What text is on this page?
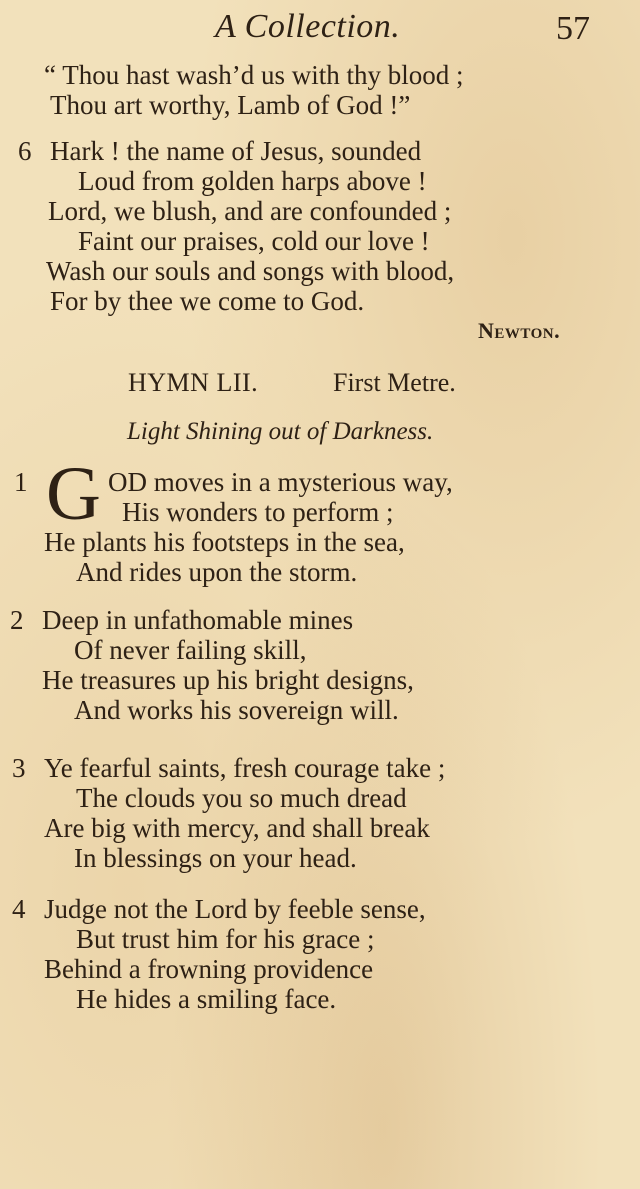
A Collection.	57
“ Thou hast wash’d us with thy blood ;
Thou art worthy, Lamb of God !”
6 Hark ! the name of Jesus, sounded
Loud from golden harps above !
Lord, we blush, and are confounded ;
Faint our praises, cold our love !
Wash our souls and songs with blood,
For by thee we come to God.
Newton.
HYMN LII.	First Metre.
Light Shining out of Darkness.
1 G OD moves in a mysterious way,
His wonders to perform ;
He plants his footsteps in the sea,
And rides upon the storm.
2 Deep in unfathomable mines
Of never failing skill,
He treasures up his bright designs,
And works his sovereign will.
3 Ye fearful saints, fresh courage take ;
The clouds you so much dread
Are big with mercy, and shall break
In blessings on your head.
4 Judge not the Lord by feeble sense,
But trust him for his grace ;
Behind a frowning providence
He hides a smiling face.
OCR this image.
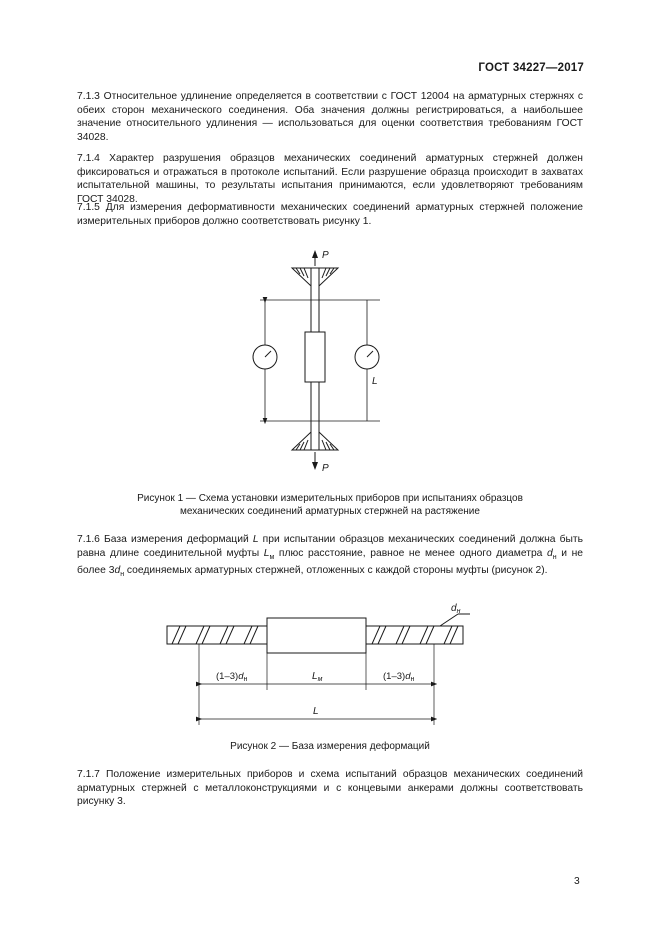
ГОСТ 34227—2017
7.1.3 Относительное удлинение определяется в соответствии с ГОСТ 12004 на арматурных стержнях с обеих сторон механического соединения. Оба значения должны регистрироваться, а наибольшее значение относительного удлинения — использоваться для оценки соответствия требованиям ГОСТ 34028.
7.1.4 Характер разрушения образцов механических соединений арматурных стержней должен фиксироваться и отражаться в протоколе испытаний. Если разрушение образца происходит в захватах испытательной машины, то результаты испытания принимаются, если удовлетворяют требованиям ГОСТ 34028.
7.1.5 Для измерения деформативности механических соединений арматурных стержней положение измерительных приборов должно соответствовать рисунку 1.
P
P
L
$d_н$
$(1-3)d_н$	$L_м$	$(1-3)d_н$
L
Рисунок 1 — Схема установки измерительных приборов при испытаниях образцов
механических соединений арматурных стержней на растяжение
7.1.6 База измерения деформаций L при испытании образцов механических соединений должна быть равна длине соединительной муфты $L_м$ плюс расстояние, равное не менее одного диаметра $d_н$ и не более $3d_н$ соединяемых арматурных стержней, отложенных с каждой стороны муфты (рисунок 2).
Рисунок 2 — База измерения деформаций
7.1.7 Положение измерительных приборов и схема испытаний образцов механических соединений арматурных стержней с металлоконструкциями и с концевыми анкерами должны соответствовать рисунку 3.
3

## TASK BRIEF
Filter for "приборов". Return all lines that hold it.

## CORRECT ANSWER
7.1.5 Для измерения деформативности механических соединений арматурных стержней положение измерительных приборов должно соответствовать рисунку 1.
Рисунок 1 — Схема установки измерительных приборов при испытаниях образцов
7.1.7 Положение измерительных приборов и схема испытаний образцов механических соединений арматурных стержней с металлоконструкциями и с концевыми анкерами должны соответствовать рисунку 3.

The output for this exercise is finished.